*Exercise objective:* Can you write out the whole listing exactly?

[START Given records]

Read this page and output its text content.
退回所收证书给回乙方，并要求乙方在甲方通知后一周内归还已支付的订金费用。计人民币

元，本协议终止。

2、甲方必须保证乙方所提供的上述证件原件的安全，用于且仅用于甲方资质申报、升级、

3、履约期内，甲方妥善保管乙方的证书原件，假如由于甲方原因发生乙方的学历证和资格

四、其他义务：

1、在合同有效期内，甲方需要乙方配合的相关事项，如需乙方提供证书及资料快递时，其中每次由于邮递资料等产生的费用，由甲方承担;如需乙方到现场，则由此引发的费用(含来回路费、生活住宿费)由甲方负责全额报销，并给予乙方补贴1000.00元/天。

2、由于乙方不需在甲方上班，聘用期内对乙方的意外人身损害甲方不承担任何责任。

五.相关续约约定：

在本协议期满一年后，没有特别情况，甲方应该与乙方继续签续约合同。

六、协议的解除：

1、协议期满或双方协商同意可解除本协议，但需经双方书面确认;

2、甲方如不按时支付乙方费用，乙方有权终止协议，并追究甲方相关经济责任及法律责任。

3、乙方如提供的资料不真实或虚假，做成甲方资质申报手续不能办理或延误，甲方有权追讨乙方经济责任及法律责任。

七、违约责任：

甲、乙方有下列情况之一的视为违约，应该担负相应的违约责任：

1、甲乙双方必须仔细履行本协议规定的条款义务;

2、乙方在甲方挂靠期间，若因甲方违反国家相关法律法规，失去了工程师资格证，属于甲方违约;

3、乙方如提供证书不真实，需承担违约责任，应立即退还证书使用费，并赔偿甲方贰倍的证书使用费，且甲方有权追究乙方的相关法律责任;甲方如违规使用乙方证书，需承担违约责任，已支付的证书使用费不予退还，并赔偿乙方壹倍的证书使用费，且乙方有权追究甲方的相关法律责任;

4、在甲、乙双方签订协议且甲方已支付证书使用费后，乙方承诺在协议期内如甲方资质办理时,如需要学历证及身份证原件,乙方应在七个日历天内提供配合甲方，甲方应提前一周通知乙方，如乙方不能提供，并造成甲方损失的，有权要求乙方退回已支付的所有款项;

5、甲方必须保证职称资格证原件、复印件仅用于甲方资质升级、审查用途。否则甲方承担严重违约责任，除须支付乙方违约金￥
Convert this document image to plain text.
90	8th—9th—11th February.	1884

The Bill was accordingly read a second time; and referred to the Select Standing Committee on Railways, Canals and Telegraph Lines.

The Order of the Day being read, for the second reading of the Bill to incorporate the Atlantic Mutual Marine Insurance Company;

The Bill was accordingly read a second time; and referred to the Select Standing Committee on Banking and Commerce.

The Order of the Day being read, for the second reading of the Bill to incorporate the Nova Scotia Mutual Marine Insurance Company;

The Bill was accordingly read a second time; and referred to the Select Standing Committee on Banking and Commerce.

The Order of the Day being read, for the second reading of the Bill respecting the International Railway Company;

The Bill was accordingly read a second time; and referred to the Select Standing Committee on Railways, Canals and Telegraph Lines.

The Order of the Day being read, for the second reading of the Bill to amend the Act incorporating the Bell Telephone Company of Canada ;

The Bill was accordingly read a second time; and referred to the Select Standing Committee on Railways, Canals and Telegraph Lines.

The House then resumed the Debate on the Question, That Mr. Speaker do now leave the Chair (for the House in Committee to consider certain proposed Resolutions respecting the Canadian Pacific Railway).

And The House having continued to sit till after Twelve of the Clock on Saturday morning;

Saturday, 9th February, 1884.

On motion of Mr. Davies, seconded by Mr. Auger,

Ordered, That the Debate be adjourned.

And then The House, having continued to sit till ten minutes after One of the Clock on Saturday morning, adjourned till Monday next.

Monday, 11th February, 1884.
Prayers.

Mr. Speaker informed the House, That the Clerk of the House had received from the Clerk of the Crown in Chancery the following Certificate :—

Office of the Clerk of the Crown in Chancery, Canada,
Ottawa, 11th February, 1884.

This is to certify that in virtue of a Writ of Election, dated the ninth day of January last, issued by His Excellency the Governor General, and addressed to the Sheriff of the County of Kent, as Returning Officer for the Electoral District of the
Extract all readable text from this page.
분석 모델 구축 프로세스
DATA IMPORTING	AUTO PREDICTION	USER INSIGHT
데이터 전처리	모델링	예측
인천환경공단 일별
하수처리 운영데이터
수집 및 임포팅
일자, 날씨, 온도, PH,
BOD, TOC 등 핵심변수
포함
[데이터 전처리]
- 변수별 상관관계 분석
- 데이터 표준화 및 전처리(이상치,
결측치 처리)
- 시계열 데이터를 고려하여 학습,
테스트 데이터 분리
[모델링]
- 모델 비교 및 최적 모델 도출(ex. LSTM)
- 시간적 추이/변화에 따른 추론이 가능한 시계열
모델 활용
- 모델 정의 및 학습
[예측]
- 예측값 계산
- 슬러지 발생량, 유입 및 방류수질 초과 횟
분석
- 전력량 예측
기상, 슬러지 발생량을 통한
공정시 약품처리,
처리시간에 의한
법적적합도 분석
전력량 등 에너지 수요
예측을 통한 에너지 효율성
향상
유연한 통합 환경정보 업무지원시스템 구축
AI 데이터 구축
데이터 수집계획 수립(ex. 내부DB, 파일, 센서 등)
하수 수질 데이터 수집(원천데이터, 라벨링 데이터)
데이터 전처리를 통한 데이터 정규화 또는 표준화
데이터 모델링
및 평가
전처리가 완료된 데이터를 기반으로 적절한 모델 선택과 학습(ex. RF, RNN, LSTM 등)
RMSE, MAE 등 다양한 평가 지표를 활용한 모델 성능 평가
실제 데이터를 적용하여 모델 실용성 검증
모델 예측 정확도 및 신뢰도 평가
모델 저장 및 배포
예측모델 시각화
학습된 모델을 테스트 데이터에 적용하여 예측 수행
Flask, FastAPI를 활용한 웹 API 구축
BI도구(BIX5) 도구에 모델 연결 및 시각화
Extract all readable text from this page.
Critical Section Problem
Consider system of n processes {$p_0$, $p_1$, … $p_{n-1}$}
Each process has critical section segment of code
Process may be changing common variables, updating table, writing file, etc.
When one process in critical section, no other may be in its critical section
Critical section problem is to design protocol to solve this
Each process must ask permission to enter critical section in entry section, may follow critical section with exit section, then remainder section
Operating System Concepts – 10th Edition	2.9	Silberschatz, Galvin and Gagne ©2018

[END Given records]

*Solved exercise:*
Read this page and output its text content.
退回所收证书给回乙方，并要求乙方在甲方通知后一周内归还已支付的订金费用。计人民币

元，本协议终止。

2、甲方必须保证乙方所提供的上述证件原件的安全，用于且仅用于甲方资质申报、升级、

3、履约期内，甲方妥善保管乙方的证书原件，假如由于甲方原因发生乙方的学历证和资格

四、其他义务：

1、在合同有效期内，甲方需要乙方配合的相关事项，如需乙方提供证书及资料快递时，其中每次由于邮递资料等产生的费用，由甲方承担;如需乙方到现场，则由此引发的费用(含来回路费、生活住宿费)由甲方负责全额报销，并给予乙方补贴1000.00元/天。

2、由于乙方不需在甲方上班，聘用期内对乙方的意外人身损害甲方不承担任何责任。

五.相关续约约定：

在本协议期满一年后，没有特别情况，甲方应该与乙方继续签续约合同。

六、协议的解除：

1、协议期满或双方协商同意可解除本协议，但需经双方书面确认;

2、甲方如不按时支付乙方费用，乙方有权终止协议，并追究甲方相关经济责任及法律责任。

3、乙方如提供的资料不真实或虚假，做成甲方资质申报手续不能办理或延误，甲方有权追讨乙方经济责任及法律责任。

七、违约责任：

甲、乙方有下列情况之一的视为违约，应该担负相应的违约责任：

1、甲乙双方必须仔细履行本协议规定的条款义务;

2、乙方在甲方挂靠期间，若因甲方违反国家相关法律法规，失去了工程师资格证，属于甲方违约;

3、乙方如提供证书不真实，需承担违约责任，应立即退还证书使用费，并赔偿甲方贰倍的证书使用费，且甲方有权追究乙方的相关法律责任;甲方如违规使用乙方证书，需承担违约责任，已支付的证书使用费不予退还，并赔偿乙方壹倍的证书使用费，且乙方有权追究甲方的相关法律责任;

4、在甲、乙双方签订协议且甲方已支付证书使用费后，乙方承诺在协议期内如甲方资质办理时,如需要学历证及身份证原件,乙方应在七个日历天内提供配合甲方，甲方应提前一周通知乙方，如乙方不能提供，并造成甲方损失的，有权要求乙方退回已支付的所有款项;

5、甲方必须保证职称资格证原件、复印件仅用于甲方资质升级、审查用途。否则甲方承担严重违约责任，除须支付乙方违约金￥
Convert this document image to plain text.
90	8th—9th—11th February.	1884

The Bill was accordingly read a second time; and referred to the Select Standing Committee on Railways, Canals and Telegraph Lines.

The Order of the Day being read, for the second reading of the Bill to incorporate the Atlantic Mutual Marine Insurance Company;

The Bill was accordingly read a second time; and referred to the Select Standing Committee on Banking and Commerce.

The Order of the Day being read, for the second reading of the Bill to incorporate the Nova Scotia Mutual Marine Insurance Company;

The Bill was accordingly read a second time; and referred to the Select Standing Committee on Banking and Commerce.

The Order of the Day being read, for the second reading of the Bill respecting the International Railway Company;

The Bill was accordingly read a second time; and referred to the Select Standing Committee on Railways, Canals and Telegraph Lines.

The Order of the Day being read, for the second reading of the Bill to amend the Act incorporating the Bell Telephone Company of Canada ;

The Bill was accordingly read a second time; and referred to the Select Standing Committee on Railways, Canals and Telegraph Lines.

The House then resumed the Debate on the Question, That Mr. Speaker do now leave the Chair (for the House in Committee to consider certain proposed Resolutions respecting the Canadian Pacific Railway).

And The House having continued to sit till after Twelve of the Clock on Saturday morning;

Saturday, 9th February, 1884.

On motion of Mr. Davies, seconded by Mr. Auger,

Ordered, That the Debate be adjourned.

And then The House, having continued to sit till ten minutes after One of the Clock on Saturday morning, adjourned till Monday next.

Monday, 11th February, 1884.
Prayers.

Mr. Speaker informed the House, That the Clerk of the House had received from the Clerk of the Crown in Chancery the following Certificate :—

Office of the Clerk of the Crown in Chancery, Canada,
Ottawa, 11th February, 1884.

This is to certify that in virtue of a Writ of Election, dated the ninth day of January last, issued by His Excellency the Governor General, and addressed to the Sheriff of the County of Kent, as Returning Officer for the Electoral District of the
Extract all readable text from this page.
분석 모델 구축 프로세스
DATA IMPORTING	AUTO PREDICTION	USER INSIGHT
데이터 전처리	모델링	예측
인천환경공단 일별
하수처리 운영데이터
수집 및 임포팅
일자, 날씨, 온도, PH,
BOD, TOC 등 핵심변수
포함
[데이터 전처리]
- 변수별 상관관계 분석
- 데이터 표준화 및 전처리(이상치,
결측치 처리)
- 시계열 데이터를 고려하여 학습,
테스트 데이터 분리
[모델링]
- 모델 비교 및 최적 모델 도출(ex. LSTM)
- 시간적 추이/변화에 따른 추론이 가능한 시계열
모델 활용
- 모델 정의 및 학습
[예측]
- 예측값 계산
- 슬러지 발생량, 유입 및 방류수질 초과 횟
분석
- 전력량 예측
기상, 슬러지 발생량을 통한
공정시 약품처리,
처리시간에 의한
법적적합도 분석
전력량 등 에너지 수요
예측을 통한 에너지 효율성
향상
유연한 통합 환경정보 업무지원시스템 구축
AI 데이터 구축
데이터 수집계획 수립(ex. 내부DB, 파일, 센서 등)
하수 수질 데이터 수집(원천데이터, 라벨링 데이터)
데이터 전처리를 통한 데이터 정규화 또는 표준화
데이터 모델링
및 평가
전처리가 완료된 데이터를 기반으로 적절한 모델 선택과 학습(ex. RF, RNN, LSTM 등)
RMSE, MAE 등 다양한 평가 지표를 활용한 모델 성능 평가
실제 데이터를 적용하여 모델 실용성 검증
모델 예측 정확도 및 신뢰도 평가
모델 저장 및 배포
예측모델 시각화
학습된 모델을 테스트 데이터에 적용하여 예측 수행
Flask, FastAPI를 활용한 웹 API 구축
BI도구(BIX5) 도구에 모델 연결 및 시각화
Extract all readable text from this page.
Critical Section Problem
Consider system of n processes {$p_0$, $p_1$, … $p_{n-1}$}
Each process has critical section segment of code
Process may be changing common variables, updating table, writing file, etc.
When one process in critical section, no other may be in its critical section
Critical section problem is to design protocol to solve this
Each process must ask permission to enter critical section in entry section, may follow critical section with exit section, then remainder section
Operating System Concepts – 10th Edition	2.9	Silberschatz, Galvin and Gagne ©2018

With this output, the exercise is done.